Challenge: Determine how many lines in the data below contain "driven" and write only that number.

Recorded data:
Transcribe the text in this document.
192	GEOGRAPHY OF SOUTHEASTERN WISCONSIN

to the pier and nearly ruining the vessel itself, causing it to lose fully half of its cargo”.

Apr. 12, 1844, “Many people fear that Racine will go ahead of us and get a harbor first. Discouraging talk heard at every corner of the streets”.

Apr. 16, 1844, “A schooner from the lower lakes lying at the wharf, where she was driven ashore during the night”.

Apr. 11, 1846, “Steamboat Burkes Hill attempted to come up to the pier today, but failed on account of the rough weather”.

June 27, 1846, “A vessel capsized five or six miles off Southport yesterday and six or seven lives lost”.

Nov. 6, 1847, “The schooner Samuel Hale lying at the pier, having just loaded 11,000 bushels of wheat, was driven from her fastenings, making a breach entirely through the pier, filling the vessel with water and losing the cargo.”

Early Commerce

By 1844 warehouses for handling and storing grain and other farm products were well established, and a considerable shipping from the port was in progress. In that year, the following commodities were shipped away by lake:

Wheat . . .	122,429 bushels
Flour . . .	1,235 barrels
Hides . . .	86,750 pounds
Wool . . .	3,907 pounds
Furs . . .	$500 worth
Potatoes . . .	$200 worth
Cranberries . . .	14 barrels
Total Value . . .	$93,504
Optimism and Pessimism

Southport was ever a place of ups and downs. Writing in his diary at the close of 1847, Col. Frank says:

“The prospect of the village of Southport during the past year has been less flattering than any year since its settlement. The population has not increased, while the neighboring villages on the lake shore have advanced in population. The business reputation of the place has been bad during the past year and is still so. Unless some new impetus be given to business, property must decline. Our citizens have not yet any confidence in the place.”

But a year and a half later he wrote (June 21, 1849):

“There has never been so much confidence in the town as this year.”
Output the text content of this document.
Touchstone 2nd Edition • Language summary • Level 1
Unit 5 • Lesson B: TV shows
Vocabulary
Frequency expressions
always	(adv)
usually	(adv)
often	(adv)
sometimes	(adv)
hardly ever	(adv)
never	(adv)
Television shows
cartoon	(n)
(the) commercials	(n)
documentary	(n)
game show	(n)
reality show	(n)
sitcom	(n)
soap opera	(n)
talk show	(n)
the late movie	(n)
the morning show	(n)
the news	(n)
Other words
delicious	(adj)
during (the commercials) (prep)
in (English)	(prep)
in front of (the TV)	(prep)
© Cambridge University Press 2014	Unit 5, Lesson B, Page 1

Solved exercise: 2